Write out each line word for word. Drop pictures.

(Stored data entries)
········

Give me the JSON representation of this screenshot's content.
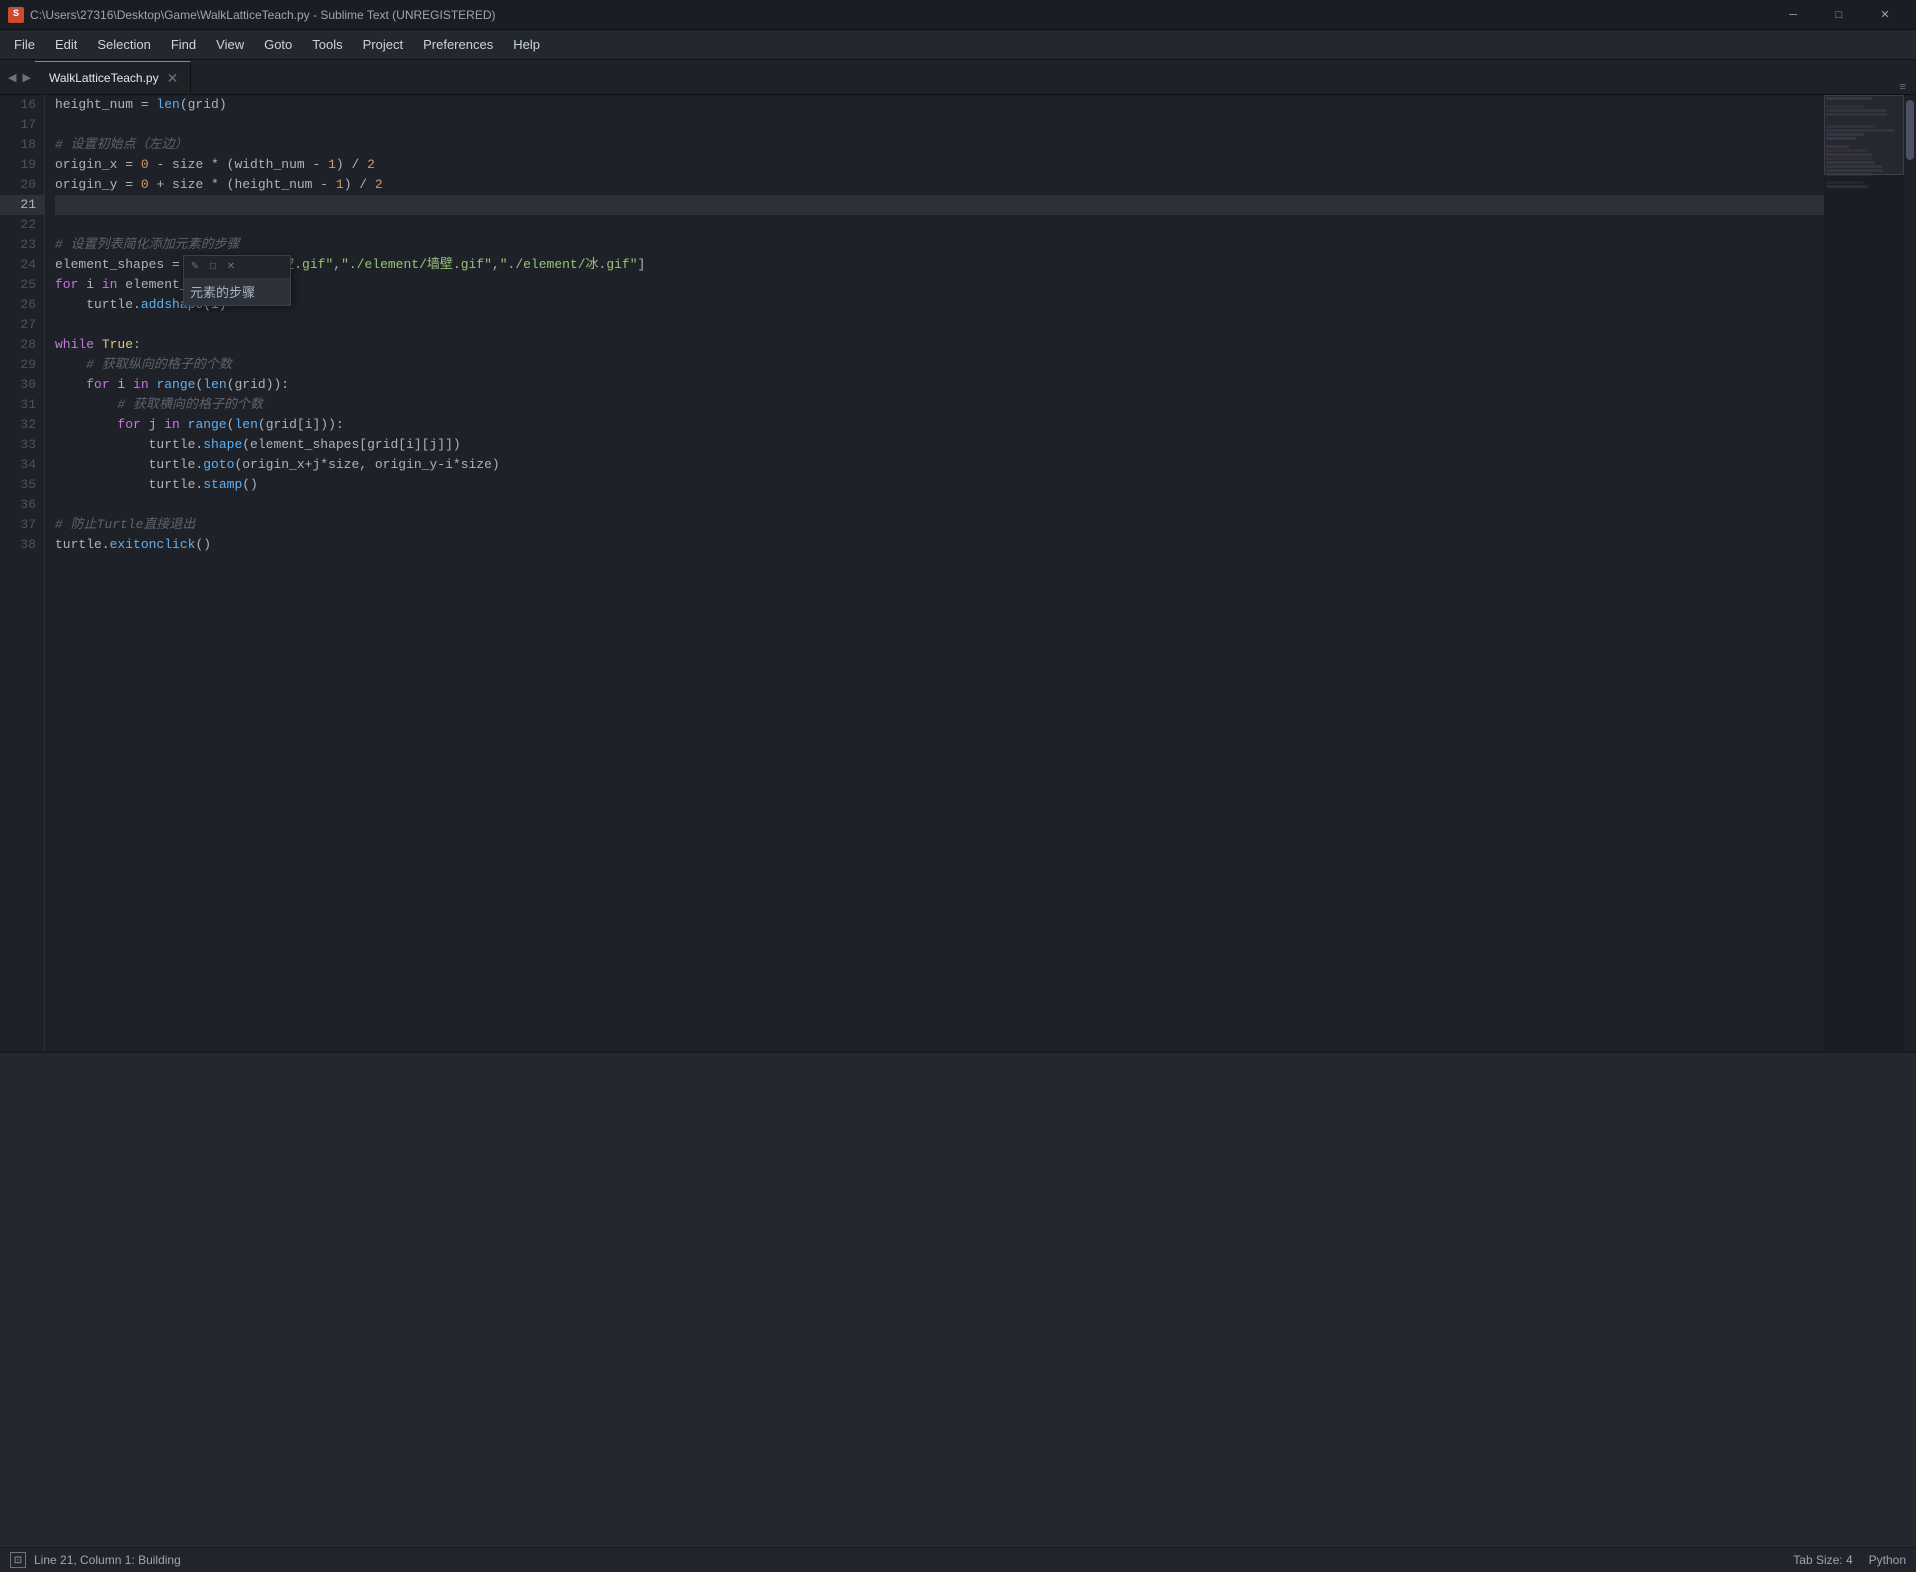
{
  "titlebar": {
    "title": "C:\\Users\\27316\\Desktop\\Game\\WalkLatticeTeach.py - Sublime Text (UNREGISTERED)",
    "icon_color": "#cc4b2c",
    "minimize": "─",
    "maximize": "□",
    "close": "✕"
  },
  "menubar": {
    "items": [
      "File",
      "Edit",
      "Selection",
      "Find",
      "View",
      "Goto",
      "Tools",
      "Project",
      "Preferences",
      "Help"
    ]
  },
  "tabbar": {
    "tab_label": "WalkLatticeTeach.py",
    "close_btn": "✕",
    "arrow_left": "◀",
    "arrow_right": "▶"
  },
  "code": {
    "lines": [
      {
        "num": 16,
        "content": "height_num = len(grid)",
        "active": false
      },
      {
        "num": 17,
        "content": "",
        "active": false
      },
      {
        "num": 18,
        "content": "# 设置初始点（左边）",
        "active": false
      },
      {
        "num": 19,
        "content": "origin_x = 0 - size * (width_num - 1) / 2",
        "active": false
      },
      {
        "num": 20,
        "content": "origin_y = 0 + size * (height_num - 1) / 2",
        "active": false
      },
      {
        "num": 21,
        "content": "",
        "active": true
      },
      {
        "num": 22,
        "content": "",
        "active": false
      },
      {
        "num": 23,
        "content": "# 设置列表简化添加元素的步骤",
        "active": false
      },
      {
        "num": 24,
        "content": "element_shapes = [\"./element/空.gif\",\"./element/墙壁.gif\",\"./element/冰.gif\"]",
        "active": false
      },
      {
        "num": 25,
        "content": "for i in element_shapes:",
        "active": false
      },
      {
        "num": 26,
        "content": "    turtle.addshape(i)",
        "active": false
      },
      {
        "num": 27,
        "content": "",
        "active": false
      },
      {
        "num": 28,
        "content": "while True:",
        "active": false
      },
      {
        "num": 29,
        "content": "    # 获取纵向的格子的个数",
        "active": false
      },
      {
        "num": 30,
        "content": "    for i in range(len(grid)):",
        "active": false
      },
      {
        "num": 31,
        "content": "        # 获取横向的格子的个数",
        "active": false
      },
      {
        "num": 32,
        "content": "        for j in range(len(grid[i])):",
        "active": false
      },
      {
        "num": 33,
        "content": "            turtle.shape(element_shapes[grid[i][j]])",
        "active": false
      },
      {
        "num": 34,
        "content": "            turtle.goto(origin_x+j*size, origin_y-i*size)",
        "active": false
      },
      {
        "num": 35,
        "content": "            turtle.stamp()",
        "active": false
      },
      {
        "num": 36,
        "content": "",
        "active": false
      },
      {
        "num": 37,
        "content": "# 防止Turtle直接退出",
        "active": false
      },
      {
        "num": 38,
        "content": "turtle.exitonclick()",
        "active": false
      }
    ]
  },
  "popup": {
    "title_btns": [
      "✎",
      "□",
      "✕"
    ],
    "text": "元素的步骤"
  },
  "statusbar": {
    "left": {
      "icon": "⊡",
      "position": "Line 21, Column 1: Building"
    },
    "right": {
      "tab_size": "Tab Size: 4",
      "language": "Python"
    }
  }
}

········

* [Correct answer]
Give me the JSON representation of this screenshot's content.
{
  "titlebar": {
    "title": "C:\\Users\\27316\\Desktop\\Game\\WalkLatticeTeach.py - Sublime Text (UNREGISTERED)",
    "icon_color": "#cc4b2c",
    "minimize": "─",
    "maximize": "□",
    "close": "✕"
  },
  "menubar": {
    "items": [
      "File",
      "Edit",
      "Selection",
      "Find",
      "View",
      "Goto",
      "Tools",
      "Project",
      "Preferences",
      "Help"
    ]
  },
  "tabbar": {
    "tab_label": "WalkLatticeTeach.py",
    "close_btn": "✕",
    "arrow_left": "◀",
    "arrow_right": "▶"
  },
  "code": {
    "lines": [
      {
        "num": 16,
        "content": "height_num = len(grid)",
        "active": false
      },
      {
        "num": 17,
        "content": "",
        "active": false
      },
      {
        "num": 18,
        "content": "# 设置初始点（左边）",
        "active": false
      },
      {
        "num": 19,
        "content": "origin_x = 0 - size * (width_num - 1) / 2",
        "active": false
      },
      {
        "num": 20,
        "content": "origin_y = 0 + size * (height_num - 1) / 2",
        "active": false
      },
      {
        "num": 21,
        "content": "",
        "active": true
      },
      {
        "num": 22,
        "content": "",
        "active": false
      },
      {
        "num": 23,
        "content": "# 设置列表简化添加元素的步骤",
        "active": false
      },
      {
        "num": 24,
        "content": "element_shapes = [\"./element/空.gif\",\"./element/墙壁.gif\",\"./element/冰.gif\"]",
        "active": false
      },
      {
        "num": 25,
        "content": "for i in element_shapes:",
        "active": false
      },
      {
        "num": 26,
        "content": "    turtle.addshape(i)",
        "active": false
      },
      {
        "num": 27,
        "content": "",
        "active": false
      },
      {
        "num": 28,
        "content": "while True:",
        "active": false
      },
      {
        "num": 29,
        "content": "    # 获取纵向的格子的个数",
        "active": false
      },
      {
        "num": 30,
        "content": "    for i in range(len(grid)):",
        "active": false
      },
      {
        "num": 31,
        "content": "        # 获取横向的格子的个数",
        "active": false
      },
      {
        "num": 32,
        "content": "        for j in range(len(grid[i])):",
        "active": false
      },
      {
        "num": 33,
        "content": "            turtle.shape(element_shapes[grid[i][j]])",
        "active": false
      },
      {
        "num": 34,
        "content": "            turtle.goto(origin_x+j*size, origin_y-i*size)",
        "active": false
      },
      {
        "num": 35,
        "content": "            turtle.stamp()",
        "active": false
      },
      {
        "num": 36,
        "content": "",
        "active": false
      },
      {
        "num": 37,
        "content": "# 防止Turtle直接退出",
        "active": false
      },
      {
        "num": 38,
        "content": "turtle.exitonclick()",
        "active": false
      }
    ]
  },
  "popup": {
    "title_btns": [
      "✎",
      "□",
      "✕"
    ],
    "text": "元素的步骤"
  },
  "statusbar": {
    "left": {
      "icon": "⊡",
      "position": "Line 21, Column 1: Building"
    },
    "right": {
      "tab_size": "Tab Size: 4",
      "language": "Python"
    }
  }
}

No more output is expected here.